### REQUIRED TASK
Every line below that includes "Al₂O₃" counts toward the total. Report that total alone.

### INPUT RECORDS
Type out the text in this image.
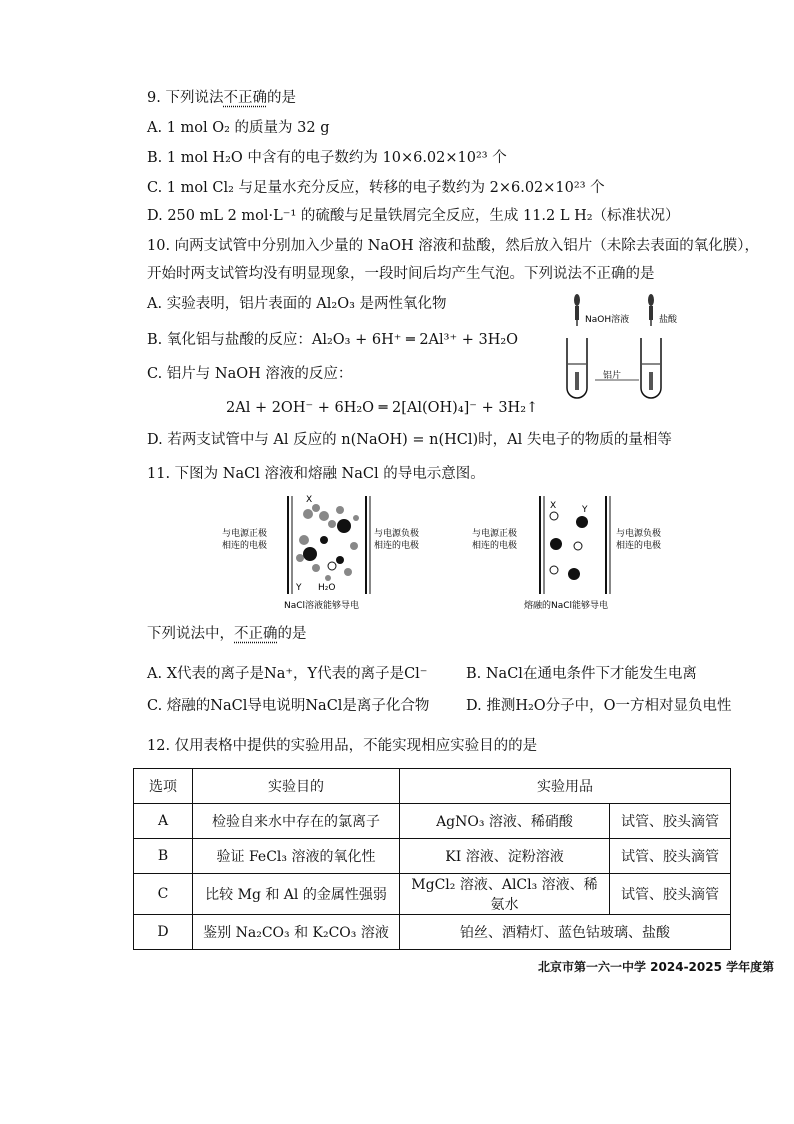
9. 下列说法不正确的是
A. 1 mol O₂ 的质量为 32 g
B. 1 mol H₂O 中含有的电子数约为 10×6.02×10²³ 个
C. 1 mol Cl₂ 与足量水充分反应，转移的电子数约为 2×6.02×10²³ 个
D. 250 mL 2 mol·L⁻¹ 的硫酸与足量铁屑完全反应，生成 11.2 L H₂（标准状况）
10. 向两支试管中分别加入少量的 NaOH 溶液和盐酸，然后放入铝片（未除去表面的氧化膜），
开始时两支试管均没有明显现象，一段时间后均产生气泡。下列说法不正确的是
A. 实验表明，铝片表面的 Al₂O₃ 是两性氧化物
B. 氧化铝与盐酸的反应：Al₂O₃ + 6H⁺ ═ 2Al³⁺ + 3H₂O
C. 铝片与 NaOH 溶液的反应：
2Al + 2OH⁻ + 6H₂O ═ 2[Al(OH)₄]⁻ + 3H₂↑
D. 若两支试管中与 Al 反应的 n(NaOH) = n(HCl)时，Al 失电子的物质的量相等
NaOH溶液	盐酸
铝片
11. 下图为 NaCl 溶液和熔融 NaCl 的导电示意图。
与电源正极
相连的电极
与电源负极
相连的电极
X
Y H₂O
NaCl溶液能够导电
与电源正极
相连的电极
与电源负极
相连的电极
X	Y
熔融的NaCl能够导电
下列说法中，不正确的是
A. X代表的离子是Na⁺，Y代表的离子是Cl⁻	B. NaCl在通电条件下才能发生电离
C. 熔融的NaCl导电说明NaCl是离子化合物	D. 推测H₂O分子中，O一方相对显负电性
12. 仅用表格中提供的实验用品，不能实现相应实验目的的是
选项	实验目的	实验用品	
A	检验自来水中存在的氯离子	AgNO₃ 溶液、稀硝酸	试管、胶头滴管
B	验证 FeCl₃ 溶液的氧化性	KI 溶液、淀粉溶液	试管、胶头滴管
C	比较 Mg 和 Al 的金属性强弱	MgCl₂ 溶液、AlCl₃ 溶液、稀氨水	试管、胶头滴管
D	鉴别 Na₂CO₃ 和 K₂CO₃ 溶液	铂丝、酒精灯、蓝色钴玻璃、盐酸	
北京市第一六一中学 2024-2025 学年度第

### SOLUTION
2